◆ TASK REQUIREMENTS:
Find and copy lines holding "Amplification".

◆ Raw records:
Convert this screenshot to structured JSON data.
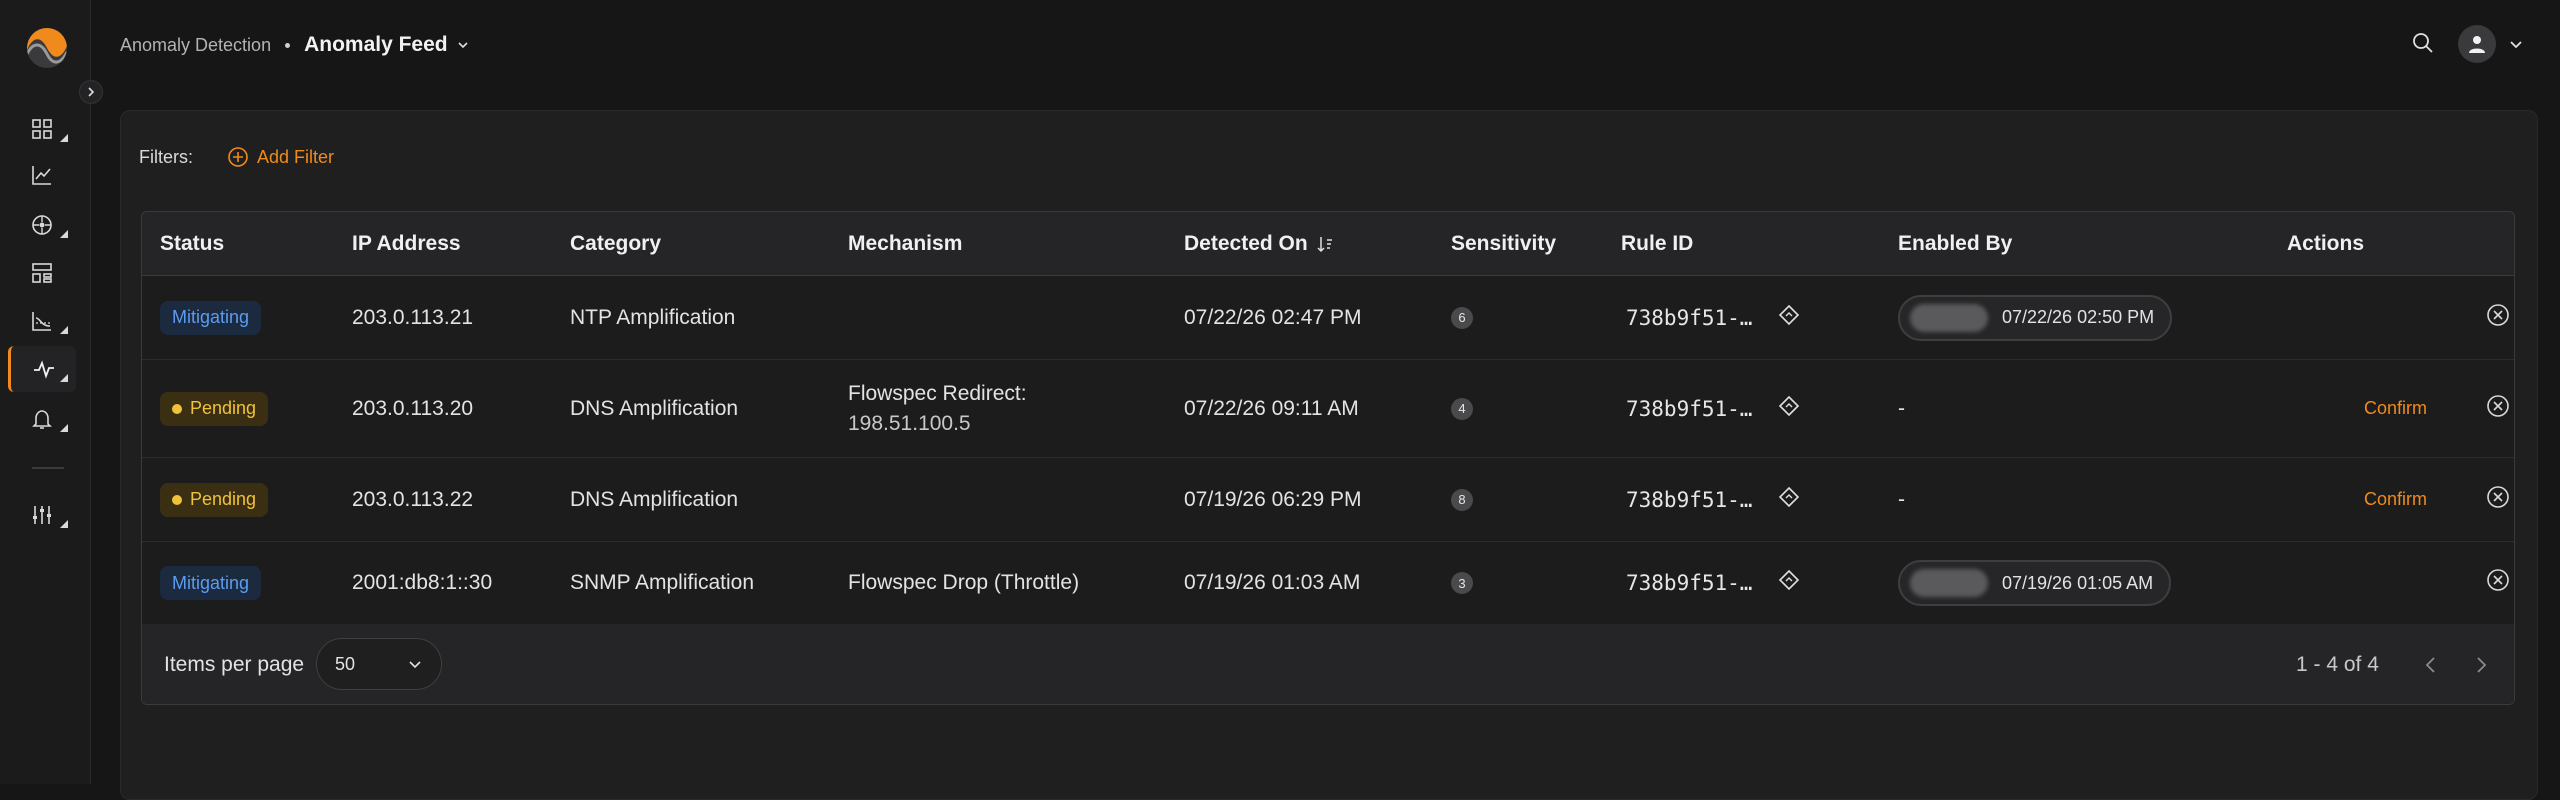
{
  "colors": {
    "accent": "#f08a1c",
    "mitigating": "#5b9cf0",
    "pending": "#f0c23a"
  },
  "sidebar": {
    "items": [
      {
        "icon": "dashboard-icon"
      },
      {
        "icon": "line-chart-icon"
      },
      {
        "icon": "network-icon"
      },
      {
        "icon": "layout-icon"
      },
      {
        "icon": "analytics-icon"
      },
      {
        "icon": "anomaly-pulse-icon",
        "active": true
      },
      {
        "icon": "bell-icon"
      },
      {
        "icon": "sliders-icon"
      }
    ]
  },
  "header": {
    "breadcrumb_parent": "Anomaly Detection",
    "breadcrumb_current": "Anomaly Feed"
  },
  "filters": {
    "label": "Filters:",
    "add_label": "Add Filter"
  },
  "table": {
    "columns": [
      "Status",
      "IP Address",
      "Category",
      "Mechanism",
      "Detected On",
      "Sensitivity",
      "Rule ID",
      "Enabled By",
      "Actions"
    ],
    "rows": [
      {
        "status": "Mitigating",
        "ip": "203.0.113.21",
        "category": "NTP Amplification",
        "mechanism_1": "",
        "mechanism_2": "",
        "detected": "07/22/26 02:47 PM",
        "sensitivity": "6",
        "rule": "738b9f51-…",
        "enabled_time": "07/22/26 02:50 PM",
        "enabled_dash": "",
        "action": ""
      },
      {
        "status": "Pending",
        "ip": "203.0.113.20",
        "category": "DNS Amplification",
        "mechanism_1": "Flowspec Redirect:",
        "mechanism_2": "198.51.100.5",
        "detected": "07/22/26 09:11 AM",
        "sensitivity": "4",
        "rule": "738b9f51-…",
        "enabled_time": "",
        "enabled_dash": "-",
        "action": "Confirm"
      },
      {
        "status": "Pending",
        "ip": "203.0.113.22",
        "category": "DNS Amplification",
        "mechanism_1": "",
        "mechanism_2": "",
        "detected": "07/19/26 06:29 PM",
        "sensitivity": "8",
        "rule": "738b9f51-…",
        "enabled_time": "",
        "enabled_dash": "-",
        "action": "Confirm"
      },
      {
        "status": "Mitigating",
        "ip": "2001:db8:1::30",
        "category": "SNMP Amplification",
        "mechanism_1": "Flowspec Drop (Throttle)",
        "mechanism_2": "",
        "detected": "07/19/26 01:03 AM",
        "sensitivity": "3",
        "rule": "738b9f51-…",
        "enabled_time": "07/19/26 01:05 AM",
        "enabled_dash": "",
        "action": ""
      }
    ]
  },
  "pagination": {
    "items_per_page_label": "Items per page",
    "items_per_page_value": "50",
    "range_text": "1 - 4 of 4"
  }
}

◆ ANSWER BELOW:
        "category": "NTP Amplification",
        "category": "DNS Amplification",
        "category": "DNS Amplification",
        "category": "SNMP Amplification",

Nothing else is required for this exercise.